» **SHORT TASK**
Gather every line below where "this" appears.

» **ENTRIES SHOWN**
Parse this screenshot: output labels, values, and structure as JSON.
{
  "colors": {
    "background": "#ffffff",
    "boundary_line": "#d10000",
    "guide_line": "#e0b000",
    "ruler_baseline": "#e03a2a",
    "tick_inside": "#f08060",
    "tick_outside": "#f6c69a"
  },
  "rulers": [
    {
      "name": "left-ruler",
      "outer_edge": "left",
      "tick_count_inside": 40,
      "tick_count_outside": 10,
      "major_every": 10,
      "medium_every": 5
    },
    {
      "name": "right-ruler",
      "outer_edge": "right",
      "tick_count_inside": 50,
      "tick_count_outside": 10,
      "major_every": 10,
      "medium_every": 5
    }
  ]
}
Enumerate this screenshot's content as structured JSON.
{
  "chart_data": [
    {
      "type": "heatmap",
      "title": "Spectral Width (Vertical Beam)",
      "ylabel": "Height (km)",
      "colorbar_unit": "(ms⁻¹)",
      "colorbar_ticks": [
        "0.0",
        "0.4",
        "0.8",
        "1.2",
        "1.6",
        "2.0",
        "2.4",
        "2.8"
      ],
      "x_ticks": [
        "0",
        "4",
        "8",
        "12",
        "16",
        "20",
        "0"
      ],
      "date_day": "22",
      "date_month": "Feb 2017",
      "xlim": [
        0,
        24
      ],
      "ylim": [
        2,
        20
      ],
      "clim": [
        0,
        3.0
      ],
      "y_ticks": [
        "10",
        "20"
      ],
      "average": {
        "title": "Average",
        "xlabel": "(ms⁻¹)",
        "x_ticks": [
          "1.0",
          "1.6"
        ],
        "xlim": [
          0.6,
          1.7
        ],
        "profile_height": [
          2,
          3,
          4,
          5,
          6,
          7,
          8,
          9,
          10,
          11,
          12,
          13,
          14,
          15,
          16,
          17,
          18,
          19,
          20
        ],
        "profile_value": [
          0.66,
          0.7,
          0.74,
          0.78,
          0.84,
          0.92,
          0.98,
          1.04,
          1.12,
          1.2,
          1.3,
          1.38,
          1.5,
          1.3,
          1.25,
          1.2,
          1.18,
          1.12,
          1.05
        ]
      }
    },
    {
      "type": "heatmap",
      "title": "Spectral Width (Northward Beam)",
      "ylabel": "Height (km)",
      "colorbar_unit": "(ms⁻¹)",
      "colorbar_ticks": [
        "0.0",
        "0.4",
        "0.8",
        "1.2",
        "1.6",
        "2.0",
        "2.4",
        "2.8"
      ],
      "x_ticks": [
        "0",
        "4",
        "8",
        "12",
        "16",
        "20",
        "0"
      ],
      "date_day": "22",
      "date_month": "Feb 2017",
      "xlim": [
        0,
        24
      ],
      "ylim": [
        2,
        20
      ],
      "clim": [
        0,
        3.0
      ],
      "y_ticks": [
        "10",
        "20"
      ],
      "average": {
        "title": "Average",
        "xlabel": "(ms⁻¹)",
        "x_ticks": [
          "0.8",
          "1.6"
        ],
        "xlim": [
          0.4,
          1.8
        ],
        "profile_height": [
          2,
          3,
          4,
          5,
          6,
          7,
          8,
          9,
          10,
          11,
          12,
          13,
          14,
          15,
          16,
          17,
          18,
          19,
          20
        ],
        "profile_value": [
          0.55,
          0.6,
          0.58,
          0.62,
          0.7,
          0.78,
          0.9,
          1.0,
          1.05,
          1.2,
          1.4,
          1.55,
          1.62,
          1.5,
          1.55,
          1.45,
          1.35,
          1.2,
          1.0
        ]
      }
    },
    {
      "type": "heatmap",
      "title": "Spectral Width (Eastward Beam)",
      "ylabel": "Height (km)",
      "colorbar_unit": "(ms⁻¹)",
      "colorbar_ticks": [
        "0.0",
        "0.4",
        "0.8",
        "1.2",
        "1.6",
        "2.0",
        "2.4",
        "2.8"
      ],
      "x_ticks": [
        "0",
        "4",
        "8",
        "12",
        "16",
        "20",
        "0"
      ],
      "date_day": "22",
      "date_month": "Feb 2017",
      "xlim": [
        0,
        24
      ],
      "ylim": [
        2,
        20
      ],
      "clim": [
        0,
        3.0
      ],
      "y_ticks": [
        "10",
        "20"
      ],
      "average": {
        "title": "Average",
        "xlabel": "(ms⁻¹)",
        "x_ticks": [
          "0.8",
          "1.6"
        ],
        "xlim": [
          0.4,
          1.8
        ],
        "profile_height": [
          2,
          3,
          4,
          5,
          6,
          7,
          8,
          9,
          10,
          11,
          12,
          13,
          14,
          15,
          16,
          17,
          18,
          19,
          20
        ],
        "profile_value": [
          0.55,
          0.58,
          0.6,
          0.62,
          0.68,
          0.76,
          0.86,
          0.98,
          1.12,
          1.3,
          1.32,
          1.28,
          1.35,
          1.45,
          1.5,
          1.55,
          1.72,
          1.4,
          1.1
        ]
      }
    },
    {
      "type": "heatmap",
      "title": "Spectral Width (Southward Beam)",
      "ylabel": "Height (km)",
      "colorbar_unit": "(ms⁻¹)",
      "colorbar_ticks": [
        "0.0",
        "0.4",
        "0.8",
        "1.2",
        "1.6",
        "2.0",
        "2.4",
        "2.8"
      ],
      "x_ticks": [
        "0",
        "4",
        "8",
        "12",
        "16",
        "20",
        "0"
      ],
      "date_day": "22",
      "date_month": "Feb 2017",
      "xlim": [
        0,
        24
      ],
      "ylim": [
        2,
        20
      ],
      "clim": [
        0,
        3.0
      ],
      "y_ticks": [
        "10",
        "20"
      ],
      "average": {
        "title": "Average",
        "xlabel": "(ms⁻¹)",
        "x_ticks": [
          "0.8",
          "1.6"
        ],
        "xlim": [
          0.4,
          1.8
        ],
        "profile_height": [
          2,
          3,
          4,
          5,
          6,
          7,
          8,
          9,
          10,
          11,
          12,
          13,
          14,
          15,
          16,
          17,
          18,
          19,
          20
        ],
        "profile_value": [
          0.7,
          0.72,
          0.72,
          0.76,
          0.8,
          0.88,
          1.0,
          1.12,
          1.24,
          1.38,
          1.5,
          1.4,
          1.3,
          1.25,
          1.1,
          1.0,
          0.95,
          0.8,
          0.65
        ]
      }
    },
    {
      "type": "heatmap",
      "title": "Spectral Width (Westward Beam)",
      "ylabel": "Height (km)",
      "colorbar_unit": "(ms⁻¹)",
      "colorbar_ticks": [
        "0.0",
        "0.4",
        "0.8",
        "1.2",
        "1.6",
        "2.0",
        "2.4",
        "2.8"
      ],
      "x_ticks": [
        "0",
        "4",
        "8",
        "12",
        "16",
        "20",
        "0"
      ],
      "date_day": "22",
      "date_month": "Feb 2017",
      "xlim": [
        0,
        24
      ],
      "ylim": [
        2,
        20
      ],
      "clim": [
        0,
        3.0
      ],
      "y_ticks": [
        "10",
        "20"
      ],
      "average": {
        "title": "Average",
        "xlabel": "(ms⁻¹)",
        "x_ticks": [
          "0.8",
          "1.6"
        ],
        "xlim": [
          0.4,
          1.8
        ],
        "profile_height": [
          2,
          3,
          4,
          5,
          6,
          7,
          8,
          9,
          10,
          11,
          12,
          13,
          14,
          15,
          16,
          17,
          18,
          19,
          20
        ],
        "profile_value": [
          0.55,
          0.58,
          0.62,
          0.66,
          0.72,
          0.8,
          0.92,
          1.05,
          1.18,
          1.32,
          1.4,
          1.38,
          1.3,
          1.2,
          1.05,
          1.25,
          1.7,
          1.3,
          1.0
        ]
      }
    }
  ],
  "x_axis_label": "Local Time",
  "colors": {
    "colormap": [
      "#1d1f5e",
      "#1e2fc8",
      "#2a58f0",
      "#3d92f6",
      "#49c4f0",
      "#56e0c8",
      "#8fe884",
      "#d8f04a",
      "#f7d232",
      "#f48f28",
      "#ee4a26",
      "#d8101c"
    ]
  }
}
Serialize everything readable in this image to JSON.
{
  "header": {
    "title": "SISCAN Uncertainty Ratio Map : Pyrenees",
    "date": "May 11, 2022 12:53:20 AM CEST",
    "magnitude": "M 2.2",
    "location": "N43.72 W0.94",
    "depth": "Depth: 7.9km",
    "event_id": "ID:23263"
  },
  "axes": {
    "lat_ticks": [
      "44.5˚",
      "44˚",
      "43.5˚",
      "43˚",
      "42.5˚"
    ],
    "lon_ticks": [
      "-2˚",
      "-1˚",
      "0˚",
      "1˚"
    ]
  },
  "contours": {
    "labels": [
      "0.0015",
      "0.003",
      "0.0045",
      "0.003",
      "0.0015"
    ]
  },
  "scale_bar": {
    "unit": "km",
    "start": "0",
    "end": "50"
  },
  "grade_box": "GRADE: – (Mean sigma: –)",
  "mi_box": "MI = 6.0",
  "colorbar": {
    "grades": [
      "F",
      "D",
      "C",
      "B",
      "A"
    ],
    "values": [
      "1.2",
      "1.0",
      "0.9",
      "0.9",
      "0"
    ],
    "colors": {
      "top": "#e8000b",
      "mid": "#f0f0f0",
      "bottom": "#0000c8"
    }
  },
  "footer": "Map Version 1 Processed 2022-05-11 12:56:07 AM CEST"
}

» **ANSWER**
Parse this screenshot: output labels, values, and structure as JSON.
Enumerate this screenshot's content as structured JSON.
Serialize everything readable in this image to JSON.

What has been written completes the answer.